## [Parts of the exercise]
a - Can you sum up the setup guide in two sentences?
b - Could you set down everything in the setup guide from "After a while" down to "important to us.", word for word?
c - Can you resume the setup guide after its last line and carry it on?

After a while we noticed our server load increasing radically when doing the nightly media-filter jobs. We isolated the problem to the "Branded Preview JPEG" filter. This filter has been disabled as these branded previews are not important to us.

Step 1 - Install the Ubuntu software packages

Type the following:

sudo apt-get install xpdf poppler-utils curl

Step 2 - Install the java packages

Step 2A - Install "jai_imageio.jar"

mkdir $HOME/temp 
cd $HOME/temp
wget --no-check-certificate http://download.java.net/media/jai-imageio/builds/release/1.1/jai_imageio-1_1-lib-linux-i586.tar.gz
tar -xzvf jai_imageio-1_1-lib-linux-i586.tar.gz
 mvn install:install-file \
                    -Dfile=jai_imageio-1_1/lib/jai_imageio.jar  \
                    -DgroupId=com.sun.media                     \
                    -DartifactId=jai_imageio                    \
                    -Dversion=1.0_01                            \
                    -Dpackaging=jar                             \
                    -DgeneratePom=true

Step 2B - Install "jai_core.jar"

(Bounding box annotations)
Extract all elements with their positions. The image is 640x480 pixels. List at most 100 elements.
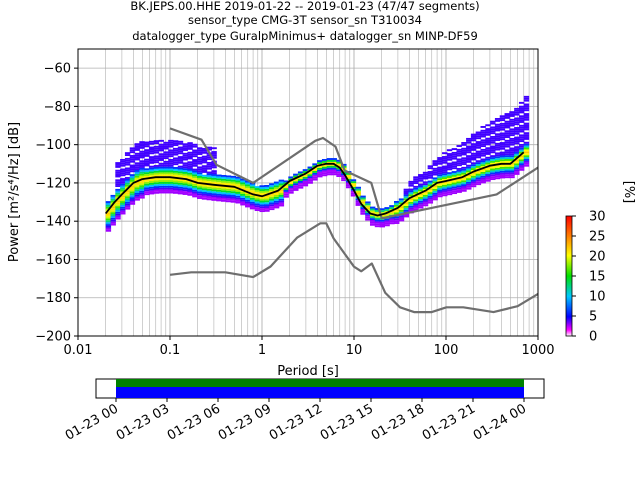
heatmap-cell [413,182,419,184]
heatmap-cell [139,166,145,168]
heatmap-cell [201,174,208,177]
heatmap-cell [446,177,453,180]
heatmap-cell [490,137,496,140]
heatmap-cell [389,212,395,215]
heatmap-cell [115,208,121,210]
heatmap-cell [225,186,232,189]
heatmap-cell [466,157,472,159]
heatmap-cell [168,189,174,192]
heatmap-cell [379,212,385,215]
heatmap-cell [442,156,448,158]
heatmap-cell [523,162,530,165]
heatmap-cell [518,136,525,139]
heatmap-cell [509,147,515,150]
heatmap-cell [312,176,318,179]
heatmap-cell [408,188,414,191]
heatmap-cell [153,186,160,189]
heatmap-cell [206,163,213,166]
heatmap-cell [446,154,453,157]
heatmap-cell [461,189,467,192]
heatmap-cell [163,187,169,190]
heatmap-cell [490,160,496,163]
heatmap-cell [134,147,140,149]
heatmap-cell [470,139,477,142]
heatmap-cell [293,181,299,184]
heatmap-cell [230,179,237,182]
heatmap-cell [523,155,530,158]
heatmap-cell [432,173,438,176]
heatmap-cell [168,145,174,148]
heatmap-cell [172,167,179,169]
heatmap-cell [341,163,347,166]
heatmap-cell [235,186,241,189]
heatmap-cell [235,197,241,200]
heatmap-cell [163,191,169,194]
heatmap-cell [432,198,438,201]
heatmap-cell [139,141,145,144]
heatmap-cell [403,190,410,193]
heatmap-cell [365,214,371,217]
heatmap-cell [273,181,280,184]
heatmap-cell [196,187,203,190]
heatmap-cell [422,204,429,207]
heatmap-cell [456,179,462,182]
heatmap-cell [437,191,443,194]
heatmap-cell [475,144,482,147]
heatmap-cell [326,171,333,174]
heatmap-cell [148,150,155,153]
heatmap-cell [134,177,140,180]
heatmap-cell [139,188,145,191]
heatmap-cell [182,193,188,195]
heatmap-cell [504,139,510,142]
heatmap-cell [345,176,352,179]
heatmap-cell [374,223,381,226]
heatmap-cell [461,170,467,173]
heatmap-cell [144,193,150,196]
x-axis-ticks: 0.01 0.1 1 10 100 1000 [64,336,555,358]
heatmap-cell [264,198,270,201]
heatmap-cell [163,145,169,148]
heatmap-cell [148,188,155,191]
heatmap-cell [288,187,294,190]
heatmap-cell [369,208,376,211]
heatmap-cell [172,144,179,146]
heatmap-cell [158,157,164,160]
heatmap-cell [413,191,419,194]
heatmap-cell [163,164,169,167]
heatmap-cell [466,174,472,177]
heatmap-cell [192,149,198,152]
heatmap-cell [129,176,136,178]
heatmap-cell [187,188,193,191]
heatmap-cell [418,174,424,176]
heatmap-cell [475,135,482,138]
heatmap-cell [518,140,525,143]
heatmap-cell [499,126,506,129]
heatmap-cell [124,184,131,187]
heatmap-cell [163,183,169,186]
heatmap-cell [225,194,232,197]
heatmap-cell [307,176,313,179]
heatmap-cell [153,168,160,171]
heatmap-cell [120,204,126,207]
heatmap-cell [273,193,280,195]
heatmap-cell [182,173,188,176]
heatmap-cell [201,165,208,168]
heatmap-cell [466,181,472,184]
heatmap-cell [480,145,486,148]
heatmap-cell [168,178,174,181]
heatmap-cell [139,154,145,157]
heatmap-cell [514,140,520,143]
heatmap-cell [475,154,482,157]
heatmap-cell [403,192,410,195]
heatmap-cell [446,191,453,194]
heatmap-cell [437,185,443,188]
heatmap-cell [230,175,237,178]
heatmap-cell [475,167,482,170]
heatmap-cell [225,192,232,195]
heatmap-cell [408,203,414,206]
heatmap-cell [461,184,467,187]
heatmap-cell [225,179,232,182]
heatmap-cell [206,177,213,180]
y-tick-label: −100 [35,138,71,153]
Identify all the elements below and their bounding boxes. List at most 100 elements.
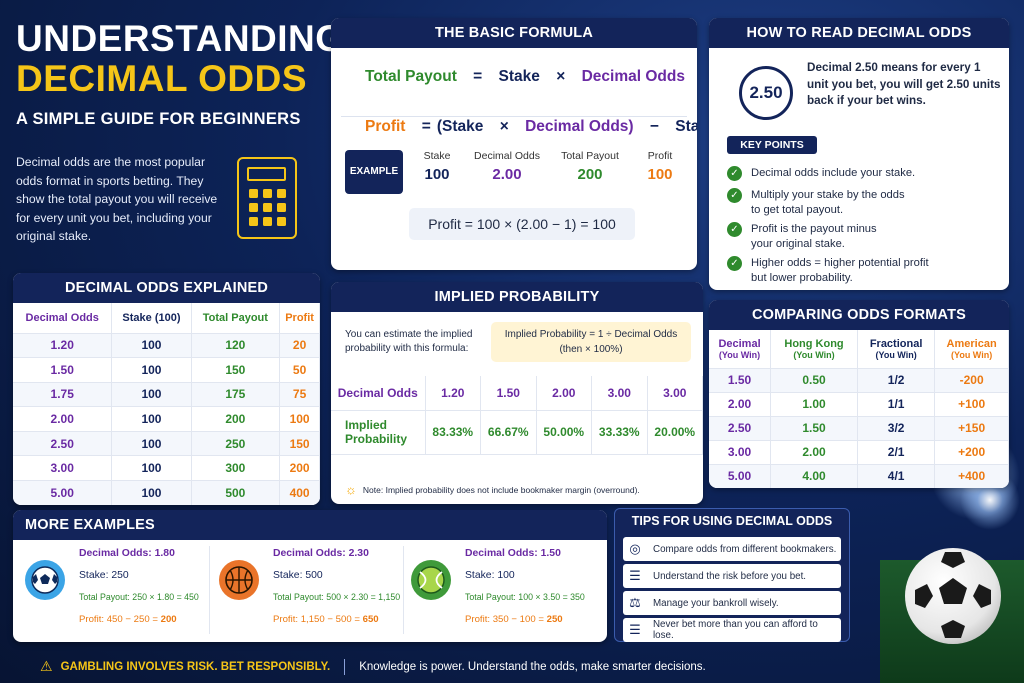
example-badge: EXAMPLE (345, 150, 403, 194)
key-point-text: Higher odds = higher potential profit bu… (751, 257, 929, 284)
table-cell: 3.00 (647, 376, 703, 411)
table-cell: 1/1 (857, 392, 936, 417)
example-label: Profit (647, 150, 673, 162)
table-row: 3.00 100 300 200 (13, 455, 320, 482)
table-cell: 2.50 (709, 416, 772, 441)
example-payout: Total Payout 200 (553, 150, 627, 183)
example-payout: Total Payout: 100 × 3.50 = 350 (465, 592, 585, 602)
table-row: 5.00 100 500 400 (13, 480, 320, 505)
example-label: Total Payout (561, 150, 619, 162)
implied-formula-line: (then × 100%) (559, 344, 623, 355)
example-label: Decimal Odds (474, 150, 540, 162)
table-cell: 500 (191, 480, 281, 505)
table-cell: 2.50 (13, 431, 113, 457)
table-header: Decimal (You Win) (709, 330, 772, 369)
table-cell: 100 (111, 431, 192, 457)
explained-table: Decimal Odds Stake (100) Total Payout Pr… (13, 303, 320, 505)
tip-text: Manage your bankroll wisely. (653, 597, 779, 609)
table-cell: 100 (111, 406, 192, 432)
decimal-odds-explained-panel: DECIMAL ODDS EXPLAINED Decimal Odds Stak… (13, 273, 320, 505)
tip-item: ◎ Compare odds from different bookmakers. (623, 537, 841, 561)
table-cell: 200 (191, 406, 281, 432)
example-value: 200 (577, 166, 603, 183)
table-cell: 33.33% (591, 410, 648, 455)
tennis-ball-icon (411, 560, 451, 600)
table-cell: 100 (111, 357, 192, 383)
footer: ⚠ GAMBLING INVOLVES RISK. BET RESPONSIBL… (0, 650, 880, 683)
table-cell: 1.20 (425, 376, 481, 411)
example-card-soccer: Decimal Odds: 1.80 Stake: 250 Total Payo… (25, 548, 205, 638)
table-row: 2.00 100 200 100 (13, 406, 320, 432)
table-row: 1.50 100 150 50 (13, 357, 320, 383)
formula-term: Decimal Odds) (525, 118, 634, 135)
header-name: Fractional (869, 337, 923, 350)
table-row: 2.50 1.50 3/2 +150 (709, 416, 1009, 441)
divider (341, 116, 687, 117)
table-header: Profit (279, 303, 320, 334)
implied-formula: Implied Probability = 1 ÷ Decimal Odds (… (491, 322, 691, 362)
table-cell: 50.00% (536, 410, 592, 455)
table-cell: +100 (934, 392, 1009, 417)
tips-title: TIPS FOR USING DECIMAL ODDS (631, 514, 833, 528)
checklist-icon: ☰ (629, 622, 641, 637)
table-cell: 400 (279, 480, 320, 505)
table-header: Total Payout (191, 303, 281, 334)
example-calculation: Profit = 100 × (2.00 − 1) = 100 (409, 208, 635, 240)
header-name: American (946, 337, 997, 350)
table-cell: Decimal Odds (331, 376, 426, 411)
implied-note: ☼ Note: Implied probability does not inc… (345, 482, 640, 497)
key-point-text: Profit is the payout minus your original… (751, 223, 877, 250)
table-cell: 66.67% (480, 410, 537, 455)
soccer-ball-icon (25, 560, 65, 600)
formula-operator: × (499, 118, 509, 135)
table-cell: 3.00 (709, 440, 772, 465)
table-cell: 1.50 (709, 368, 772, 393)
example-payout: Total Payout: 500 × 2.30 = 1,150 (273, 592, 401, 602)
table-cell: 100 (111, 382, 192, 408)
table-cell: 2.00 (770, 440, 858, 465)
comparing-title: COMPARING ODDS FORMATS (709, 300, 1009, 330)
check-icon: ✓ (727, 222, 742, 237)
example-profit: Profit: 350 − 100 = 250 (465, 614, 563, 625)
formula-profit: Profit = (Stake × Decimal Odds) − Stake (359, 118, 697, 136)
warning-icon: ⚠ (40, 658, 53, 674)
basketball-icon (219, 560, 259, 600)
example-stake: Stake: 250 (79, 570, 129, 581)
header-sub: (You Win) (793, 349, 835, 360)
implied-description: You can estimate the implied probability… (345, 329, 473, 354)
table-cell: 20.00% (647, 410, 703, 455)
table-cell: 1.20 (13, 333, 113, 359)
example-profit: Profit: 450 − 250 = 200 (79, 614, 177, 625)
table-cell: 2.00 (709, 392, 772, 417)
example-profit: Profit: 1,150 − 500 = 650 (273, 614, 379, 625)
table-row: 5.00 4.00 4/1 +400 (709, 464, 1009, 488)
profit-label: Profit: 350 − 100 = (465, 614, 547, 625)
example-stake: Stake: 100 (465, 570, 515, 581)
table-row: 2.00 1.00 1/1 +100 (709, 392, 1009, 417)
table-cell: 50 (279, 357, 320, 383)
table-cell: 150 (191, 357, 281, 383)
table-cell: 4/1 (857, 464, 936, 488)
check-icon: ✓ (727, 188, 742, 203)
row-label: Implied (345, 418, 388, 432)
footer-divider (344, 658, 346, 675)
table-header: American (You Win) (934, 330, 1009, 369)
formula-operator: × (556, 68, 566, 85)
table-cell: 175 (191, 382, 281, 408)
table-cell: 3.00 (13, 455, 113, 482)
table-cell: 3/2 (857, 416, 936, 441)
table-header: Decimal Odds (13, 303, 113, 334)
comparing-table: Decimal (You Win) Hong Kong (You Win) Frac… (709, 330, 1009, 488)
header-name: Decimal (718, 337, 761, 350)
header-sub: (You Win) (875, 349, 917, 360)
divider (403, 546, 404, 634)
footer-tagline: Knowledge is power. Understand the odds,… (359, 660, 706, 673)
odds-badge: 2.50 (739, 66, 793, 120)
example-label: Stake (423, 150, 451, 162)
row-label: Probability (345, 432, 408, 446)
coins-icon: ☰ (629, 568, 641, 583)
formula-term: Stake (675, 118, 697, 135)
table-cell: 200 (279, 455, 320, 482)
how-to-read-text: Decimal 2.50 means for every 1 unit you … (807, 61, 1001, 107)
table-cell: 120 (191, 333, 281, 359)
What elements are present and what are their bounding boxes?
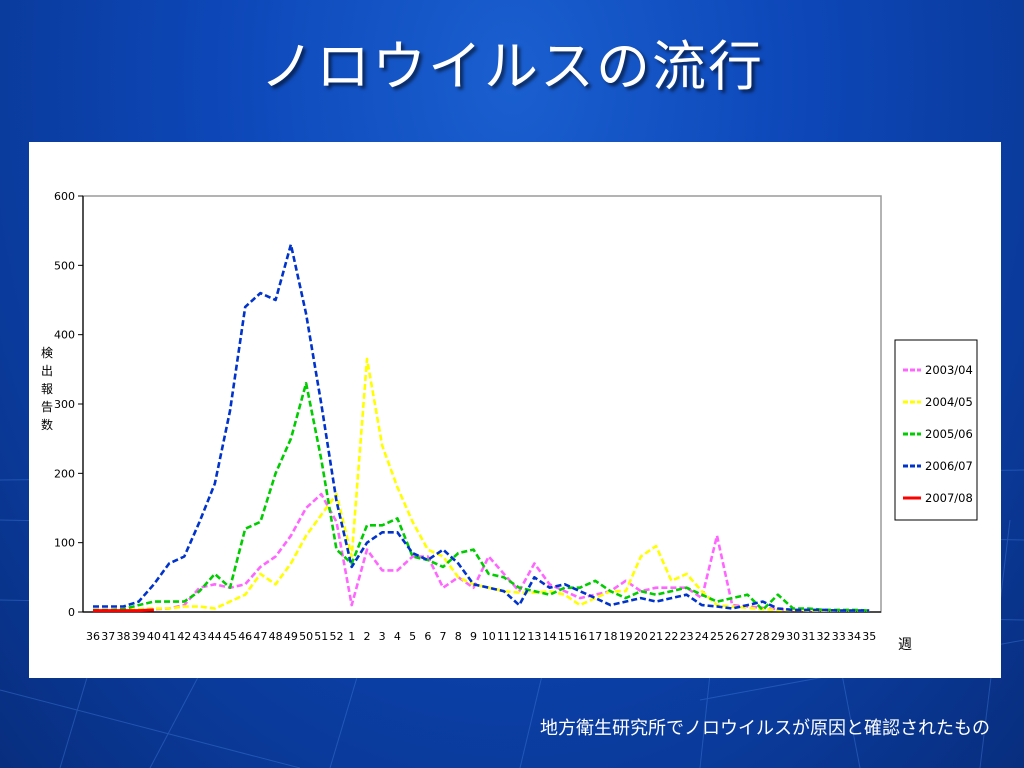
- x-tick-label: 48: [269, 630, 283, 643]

## [Response list]
a - Nightly media-filter jobs drove server load up sharply, so the "Branded Preview JPEG" filter behind the problem was disabled because those branded previews were not important. The setup guide then installs xpdf, poppler-utils and curl with apt-get and begins installing the Java packages by downloading and unpacking the jai_imageio archive and installing jai_imageio.jar with Maven.

b -
After a while we noticed our server load increasing radically when doing the nightly media-filter jobs. We isolated the problem to the "Branded Preview JPEG" filter. This filter has been disabled as these branded previews are not important to us.

c -
mkdir $HOME/temp 
cd $HOME/temp 
wget --no-check-certificate https://m2.duraspace.org/content/repositories/thirdparty/org/fcrepo/jai_core/1.1.2_01/jai_core-1.1.2_01.jar
mvn install:install-file \
                    -Dfile=jai_core-1.1.2_01.jar  \
                    -DgroupId=javax.media                      \
                    -DartifactId=jai_core                      \
                    -Dversion=1.1.2_01                         \
                    -Dpackaging=jar                            \
                    -DgeneratePom=true

Step 3 - Configuration

Step 3A

Edit the "dspace.cfg" file.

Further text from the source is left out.